--- Input material ---

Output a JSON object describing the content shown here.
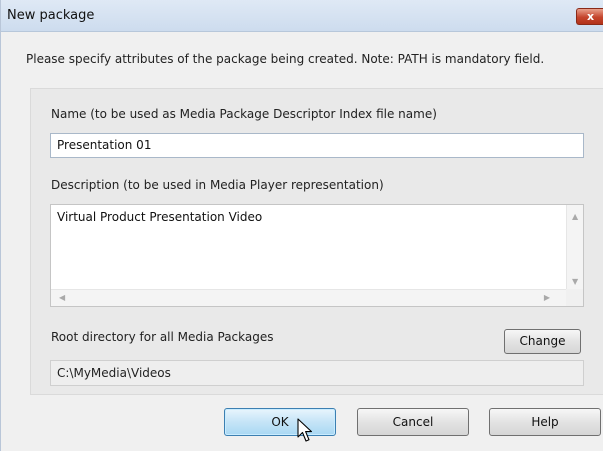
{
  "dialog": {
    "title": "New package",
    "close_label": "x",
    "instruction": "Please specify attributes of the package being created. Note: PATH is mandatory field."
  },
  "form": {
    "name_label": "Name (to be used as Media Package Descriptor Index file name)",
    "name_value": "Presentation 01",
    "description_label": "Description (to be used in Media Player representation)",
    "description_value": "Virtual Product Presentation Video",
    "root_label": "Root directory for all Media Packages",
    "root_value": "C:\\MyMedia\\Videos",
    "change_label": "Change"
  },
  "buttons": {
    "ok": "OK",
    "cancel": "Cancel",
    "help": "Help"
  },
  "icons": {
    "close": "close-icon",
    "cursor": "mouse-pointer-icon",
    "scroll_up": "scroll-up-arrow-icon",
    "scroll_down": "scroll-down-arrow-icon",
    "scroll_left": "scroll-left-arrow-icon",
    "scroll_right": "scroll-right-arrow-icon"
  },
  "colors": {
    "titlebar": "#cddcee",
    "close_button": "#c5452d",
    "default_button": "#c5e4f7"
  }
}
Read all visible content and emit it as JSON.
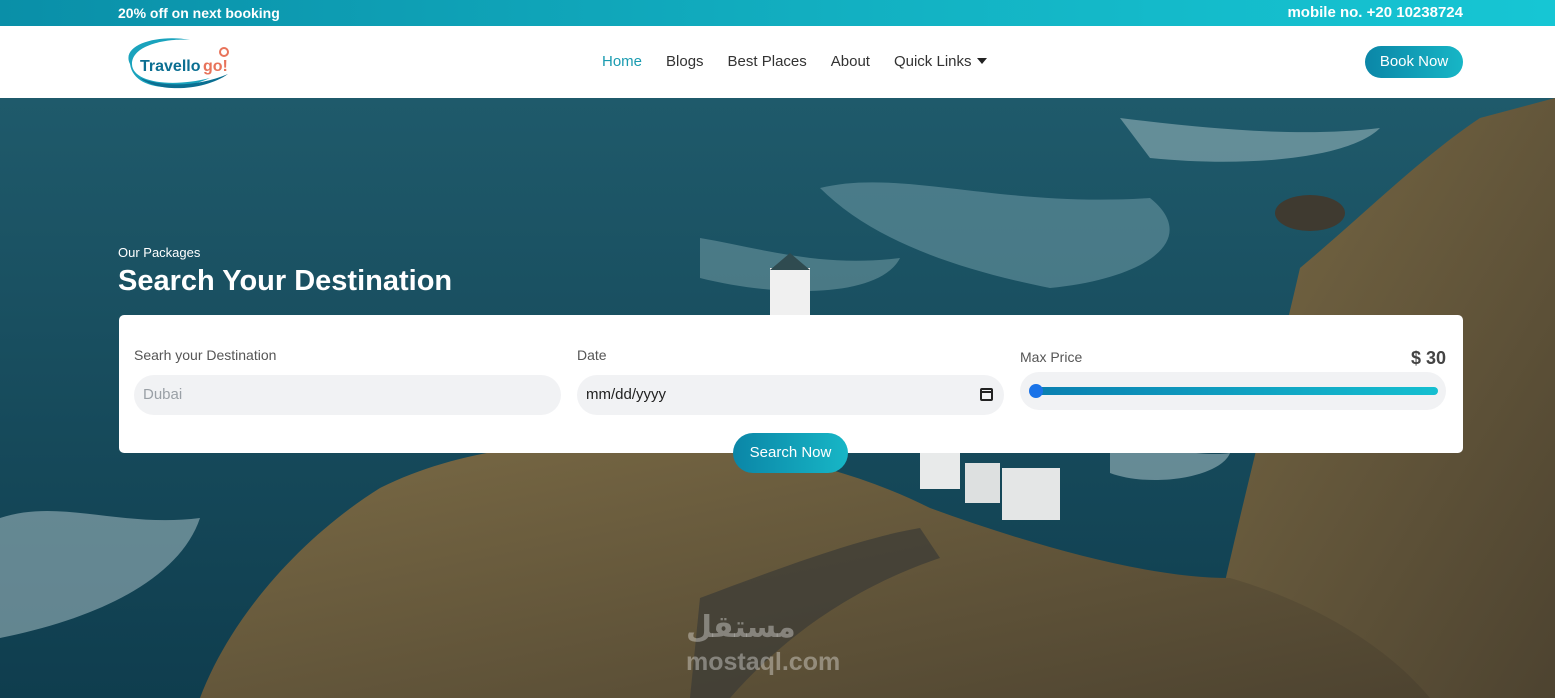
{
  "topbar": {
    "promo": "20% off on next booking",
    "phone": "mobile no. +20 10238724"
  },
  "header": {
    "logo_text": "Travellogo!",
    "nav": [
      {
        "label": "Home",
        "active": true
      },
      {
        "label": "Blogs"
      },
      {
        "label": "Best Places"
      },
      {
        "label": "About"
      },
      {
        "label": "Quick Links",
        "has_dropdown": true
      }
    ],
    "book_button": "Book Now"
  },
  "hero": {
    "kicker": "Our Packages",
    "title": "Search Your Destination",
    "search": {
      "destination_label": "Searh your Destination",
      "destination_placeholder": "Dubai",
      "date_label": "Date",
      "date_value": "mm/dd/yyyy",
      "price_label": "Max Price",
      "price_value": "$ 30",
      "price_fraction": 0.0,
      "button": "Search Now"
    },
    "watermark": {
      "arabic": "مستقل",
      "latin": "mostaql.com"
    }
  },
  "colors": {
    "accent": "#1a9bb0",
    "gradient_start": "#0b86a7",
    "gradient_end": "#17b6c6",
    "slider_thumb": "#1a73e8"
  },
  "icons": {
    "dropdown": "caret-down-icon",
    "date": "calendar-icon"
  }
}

---
--- Input material ---

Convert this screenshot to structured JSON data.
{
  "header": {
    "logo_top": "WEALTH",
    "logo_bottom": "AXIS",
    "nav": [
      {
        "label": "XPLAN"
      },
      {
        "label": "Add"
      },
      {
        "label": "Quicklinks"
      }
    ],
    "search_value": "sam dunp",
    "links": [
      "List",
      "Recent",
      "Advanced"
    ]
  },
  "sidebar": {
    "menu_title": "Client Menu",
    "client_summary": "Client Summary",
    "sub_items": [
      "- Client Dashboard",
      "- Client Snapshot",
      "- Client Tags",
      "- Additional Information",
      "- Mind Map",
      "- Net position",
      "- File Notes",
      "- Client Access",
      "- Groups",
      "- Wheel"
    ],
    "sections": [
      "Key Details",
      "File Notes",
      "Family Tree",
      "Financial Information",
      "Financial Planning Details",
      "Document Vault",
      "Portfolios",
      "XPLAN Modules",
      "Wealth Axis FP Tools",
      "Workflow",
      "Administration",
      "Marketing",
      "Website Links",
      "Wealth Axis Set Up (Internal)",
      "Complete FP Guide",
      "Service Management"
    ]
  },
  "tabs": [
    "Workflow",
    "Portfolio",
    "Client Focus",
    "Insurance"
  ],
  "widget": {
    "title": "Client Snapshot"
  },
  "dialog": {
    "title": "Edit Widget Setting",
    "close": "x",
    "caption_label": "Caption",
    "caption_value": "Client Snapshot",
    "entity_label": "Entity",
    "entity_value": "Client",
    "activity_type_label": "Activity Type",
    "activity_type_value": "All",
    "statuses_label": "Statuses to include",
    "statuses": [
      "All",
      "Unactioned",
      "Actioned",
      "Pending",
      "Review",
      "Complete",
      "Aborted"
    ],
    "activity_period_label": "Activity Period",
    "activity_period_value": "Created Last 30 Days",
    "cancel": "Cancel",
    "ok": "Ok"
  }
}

---

Exercise task:
Scan the records above for the string "Information", then select every line that holds it.

Solution:
      "- Additional Information",
      "Financial Information",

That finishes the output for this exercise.